# Given exercise
Copy each line of the records that holds the string "name".

Dataset entries on figures:
<<<<

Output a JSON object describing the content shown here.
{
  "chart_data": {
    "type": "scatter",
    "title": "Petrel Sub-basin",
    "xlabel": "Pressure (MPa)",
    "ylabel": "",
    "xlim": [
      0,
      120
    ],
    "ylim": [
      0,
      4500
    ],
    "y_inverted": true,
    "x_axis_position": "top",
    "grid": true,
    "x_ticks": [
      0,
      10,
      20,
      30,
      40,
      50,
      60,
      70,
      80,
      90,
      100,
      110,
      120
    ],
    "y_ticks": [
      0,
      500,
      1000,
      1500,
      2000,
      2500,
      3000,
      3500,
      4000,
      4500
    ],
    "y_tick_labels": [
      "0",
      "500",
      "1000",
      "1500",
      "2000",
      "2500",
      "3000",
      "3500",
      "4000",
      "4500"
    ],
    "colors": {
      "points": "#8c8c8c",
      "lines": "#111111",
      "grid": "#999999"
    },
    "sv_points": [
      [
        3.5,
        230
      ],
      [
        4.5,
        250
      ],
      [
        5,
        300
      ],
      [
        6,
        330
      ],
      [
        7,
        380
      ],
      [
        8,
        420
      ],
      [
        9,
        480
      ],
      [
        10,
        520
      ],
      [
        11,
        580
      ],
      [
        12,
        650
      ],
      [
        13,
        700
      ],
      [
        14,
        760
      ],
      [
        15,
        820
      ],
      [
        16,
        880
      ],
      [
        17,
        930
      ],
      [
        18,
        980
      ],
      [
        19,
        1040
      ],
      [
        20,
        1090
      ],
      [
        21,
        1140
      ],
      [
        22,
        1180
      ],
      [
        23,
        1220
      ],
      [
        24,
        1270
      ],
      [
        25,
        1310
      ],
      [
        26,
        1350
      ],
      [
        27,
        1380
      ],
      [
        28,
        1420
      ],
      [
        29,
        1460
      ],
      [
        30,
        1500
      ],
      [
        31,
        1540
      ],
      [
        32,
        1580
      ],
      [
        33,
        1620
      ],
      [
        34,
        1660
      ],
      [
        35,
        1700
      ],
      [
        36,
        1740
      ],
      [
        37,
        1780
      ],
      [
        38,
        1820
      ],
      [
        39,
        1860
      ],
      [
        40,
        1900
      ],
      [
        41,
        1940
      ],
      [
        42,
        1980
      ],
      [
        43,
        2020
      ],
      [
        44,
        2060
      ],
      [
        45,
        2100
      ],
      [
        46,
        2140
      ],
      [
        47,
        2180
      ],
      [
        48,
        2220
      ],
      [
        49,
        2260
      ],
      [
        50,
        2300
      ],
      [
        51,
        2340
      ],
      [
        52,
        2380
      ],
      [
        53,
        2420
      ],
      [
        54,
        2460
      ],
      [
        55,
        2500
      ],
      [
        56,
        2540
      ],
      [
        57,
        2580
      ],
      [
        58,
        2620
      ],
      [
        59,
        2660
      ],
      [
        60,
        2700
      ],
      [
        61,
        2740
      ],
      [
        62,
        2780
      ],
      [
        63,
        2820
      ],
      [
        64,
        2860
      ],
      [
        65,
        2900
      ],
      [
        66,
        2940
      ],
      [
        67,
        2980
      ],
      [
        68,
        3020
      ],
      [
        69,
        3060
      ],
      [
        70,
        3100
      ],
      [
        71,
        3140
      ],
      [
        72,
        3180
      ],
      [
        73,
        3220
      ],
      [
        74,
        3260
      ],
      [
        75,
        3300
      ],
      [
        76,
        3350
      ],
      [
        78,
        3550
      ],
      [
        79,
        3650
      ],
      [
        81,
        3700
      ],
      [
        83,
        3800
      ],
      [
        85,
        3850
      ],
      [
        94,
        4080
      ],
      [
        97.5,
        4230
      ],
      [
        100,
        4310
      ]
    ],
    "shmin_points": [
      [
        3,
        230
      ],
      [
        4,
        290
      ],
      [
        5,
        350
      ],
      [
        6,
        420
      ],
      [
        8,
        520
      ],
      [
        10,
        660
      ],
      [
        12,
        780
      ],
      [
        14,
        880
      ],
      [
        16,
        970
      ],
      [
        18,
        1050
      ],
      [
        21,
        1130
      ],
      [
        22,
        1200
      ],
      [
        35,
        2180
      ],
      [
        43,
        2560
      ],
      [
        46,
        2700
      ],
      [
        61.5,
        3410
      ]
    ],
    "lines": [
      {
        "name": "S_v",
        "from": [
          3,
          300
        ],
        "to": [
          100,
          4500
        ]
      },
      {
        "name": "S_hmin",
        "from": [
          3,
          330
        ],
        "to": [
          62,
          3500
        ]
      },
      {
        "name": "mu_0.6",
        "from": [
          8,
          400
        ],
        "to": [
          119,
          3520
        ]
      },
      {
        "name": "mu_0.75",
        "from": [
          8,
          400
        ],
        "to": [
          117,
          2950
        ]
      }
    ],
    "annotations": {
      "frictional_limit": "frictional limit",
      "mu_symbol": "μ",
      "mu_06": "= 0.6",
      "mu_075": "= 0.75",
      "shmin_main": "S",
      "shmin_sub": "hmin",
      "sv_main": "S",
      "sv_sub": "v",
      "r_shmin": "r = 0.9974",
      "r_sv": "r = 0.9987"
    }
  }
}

>>>>

# Solved exercise
        "name": "S_v",
        "name": "S_hmin",
        "name": "mu_0.6",
        "name": "mu_0.75",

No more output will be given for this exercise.